## DATA FOR ANALYSIS

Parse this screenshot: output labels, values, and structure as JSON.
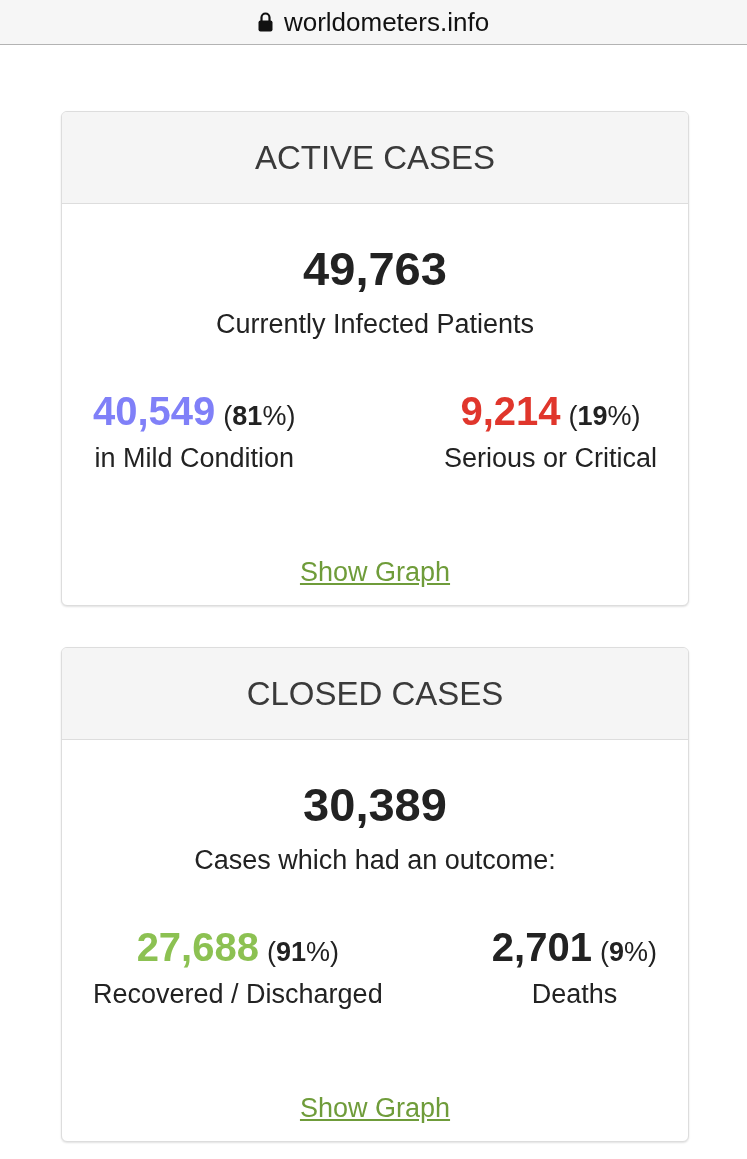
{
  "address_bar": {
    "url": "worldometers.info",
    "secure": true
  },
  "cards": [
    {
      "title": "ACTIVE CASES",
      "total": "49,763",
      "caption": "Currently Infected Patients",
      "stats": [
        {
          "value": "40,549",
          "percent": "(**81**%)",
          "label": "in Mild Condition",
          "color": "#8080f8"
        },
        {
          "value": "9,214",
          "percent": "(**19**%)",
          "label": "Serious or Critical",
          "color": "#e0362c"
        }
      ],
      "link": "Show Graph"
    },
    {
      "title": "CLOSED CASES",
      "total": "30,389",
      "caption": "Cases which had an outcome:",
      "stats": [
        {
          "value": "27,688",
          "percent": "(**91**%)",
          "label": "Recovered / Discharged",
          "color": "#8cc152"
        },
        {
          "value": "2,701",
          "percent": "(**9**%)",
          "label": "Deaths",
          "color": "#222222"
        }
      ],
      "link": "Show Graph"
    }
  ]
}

## INSTRUCTIONS TO FOLLOW
When a picture appears among the entries, skip it; transcribe everything else exactly.

## ANSWER FOR THIS EXERCISE
Parse this screenshot: output labels, values, and structure as JSON.
{
  "address_bar": {
    "url": "worldometers.info",
    "secure": true
  },
  "cards": [
    {
      "title": "ACTIVE CASES",
      "total": "49,763",
      "caption": "Currently Infected Patients",
      "stats": [
        {
          "value": "40,549",
          "percent": "(**81**%)",
          "label": "in Mild Condition",
          "color": "#8080f8"
        },
        {
          "value": "9,214",
          "percent": "(**19**%)",
          "label": "Serious or Critical",
          "color": "#e0362c"
        }
      ],
      "link": "Show Graph"
    },
    {
      "title": "CLOSED CASES",
      "total": "30,389",
      "caption": "Cases which had an outcome:",
      "stats": [
        {
          "value": "27,688",
          "percent": "(**91**%)",
          "label": "Recovered / Discharged",
          "color": "#8cc152"
        },
        {
          "value": "2,701",
          "percent": "(**9**%)",
          "label": "Deaths",
          "color": "#222222"
        }
      ],
      "link": "Show Graph"
    }
  ]
}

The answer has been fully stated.